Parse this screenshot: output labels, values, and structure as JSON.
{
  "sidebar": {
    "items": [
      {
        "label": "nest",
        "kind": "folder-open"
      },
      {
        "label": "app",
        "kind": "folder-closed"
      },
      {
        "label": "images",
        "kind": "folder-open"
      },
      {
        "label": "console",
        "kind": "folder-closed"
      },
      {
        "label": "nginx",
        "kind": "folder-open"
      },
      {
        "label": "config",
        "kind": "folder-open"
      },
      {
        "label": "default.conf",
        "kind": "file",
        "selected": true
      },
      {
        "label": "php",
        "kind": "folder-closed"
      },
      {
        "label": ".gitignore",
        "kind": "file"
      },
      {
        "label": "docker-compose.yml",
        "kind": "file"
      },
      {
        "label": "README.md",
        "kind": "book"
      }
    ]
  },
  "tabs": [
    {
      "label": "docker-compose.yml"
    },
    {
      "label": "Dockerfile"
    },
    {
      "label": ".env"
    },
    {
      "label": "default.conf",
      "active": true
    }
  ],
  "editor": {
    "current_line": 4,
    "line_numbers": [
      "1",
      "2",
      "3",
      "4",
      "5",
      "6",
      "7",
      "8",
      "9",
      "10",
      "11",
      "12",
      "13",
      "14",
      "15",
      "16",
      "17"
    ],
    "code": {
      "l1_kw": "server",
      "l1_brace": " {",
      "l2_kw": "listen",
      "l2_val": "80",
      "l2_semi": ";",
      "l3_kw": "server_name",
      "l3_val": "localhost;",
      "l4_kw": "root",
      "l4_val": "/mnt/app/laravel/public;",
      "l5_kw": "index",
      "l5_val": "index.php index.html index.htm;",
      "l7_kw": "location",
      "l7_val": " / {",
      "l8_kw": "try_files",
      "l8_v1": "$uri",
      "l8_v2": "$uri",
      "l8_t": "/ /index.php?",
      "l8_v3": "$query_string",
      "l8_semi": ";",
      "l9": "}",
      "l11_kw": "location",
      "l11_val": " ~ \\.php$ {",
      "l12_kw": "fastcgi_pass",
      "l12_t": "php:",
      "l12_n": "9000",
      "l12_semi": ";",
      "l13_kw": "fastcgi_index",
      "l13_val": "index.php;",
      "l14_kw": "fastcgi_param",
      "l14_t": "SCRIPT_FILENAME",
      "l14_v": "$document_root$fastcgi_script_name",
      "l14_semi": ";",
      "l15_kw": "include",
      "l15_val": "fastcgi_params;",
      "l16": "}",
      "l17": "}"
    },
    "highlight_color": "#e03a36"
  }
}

____

→ **Written problem**
Type out the whole listing above again, exactly as it stands.

→ **Solution to this problem**
Parse this screenshot: output labels, values, and structure as JSON.
{
  "sidebar": {
    "items": [
      {
        "label": "nest",
        "kind": "folder-open"
      },
      {
        "label": "app",
        "kind": "folder-closed"
      },
      {
        "label": "images",
        "kind": "folder-open"
      },
      {
        "label": "console",
        "kind": "folder-closed"
      },
      {
        "label": "nginx",
        "kind": "folder-open"
      },
      {
        "label": "config",
        "kind": "folder-open"
      },
      {
        "label": "default.conf",
        "kind": "file",
        "selected": true
      },
      {
        "label": "php",
        "kind": "folder-closed"
      },
      {
        "label": ".gitignore",
        "kind": "file"
      },
      {
        "label": "docker-compose.yml",
        "kind": "file"
      },
      {
        "label": "README.md",
        "kind": "book"
      }
    ]
  },
  "tabs": [
    {
      "label": "docker-compose.yml"
    },
    {
      "label": "Dockerfile"
    },
    {
      "label": ".env"
    },
    {
      "label": "default.conf",
      "active": true
    }
  ],
  "editor": {
    "current_line": 4,
    "line_numbers": [
      "1",
      "2",
      "3",
      "4",
      "5",
      "6",
      "7",
      "8",
      "9",
      "10",
      "11",
      "12",
      "13",
      "14",
      "15",
      "16",
      "17"
    ],
    "code": {
      "l1_kw": "server",
      "l1_brace": " {",
      "l2_kw": "listen",
      "l2_val": "80",
      "l2_semi": ";",
      "l3_kw": "server_name",
      "l3_val": "localhost;",
      "l4_kw": "root",
      "l4_val": "/mnt/app/laravel/public;",
      "l5_kw": "index",
      "l5_val": "index.php index.html index.htm;",
      "l7_kw": "location",
      "l7_val": " / {",
      "l8_kw": "try_files",
      "l8_v1": "$uri",
      "l8_v2": "$uri",
      "l8_t": "/ /index.php?",
      "l8_v3": "$query_string",
      "l8_semi": ";",
      "l9": "}",
      "l11_kw": "location",
      "l11_val": " ~ \\.php$ {",
      "l12_kw": "fastcgi_pass",
      "l12_t": "php:",
      "l12_n": "9000",
      "l12_semi": ";",
      "l13_kw": "fastcgi_index",
      "l13_val": "index.php;",
      "l14_kw": "fastcgi_param",
      "l14_t": "SCRIPT_FILENAME",
      "l14_v": "$document_root$fastcgi_script_name",
      "l14_semi": ";",
      "l15_kw": "include",
      "l15_val": "fastcgi_params;",
      "l16": "}",
      "l17": "}"
    },
    "highlight_color": "#e03a36"
  }
}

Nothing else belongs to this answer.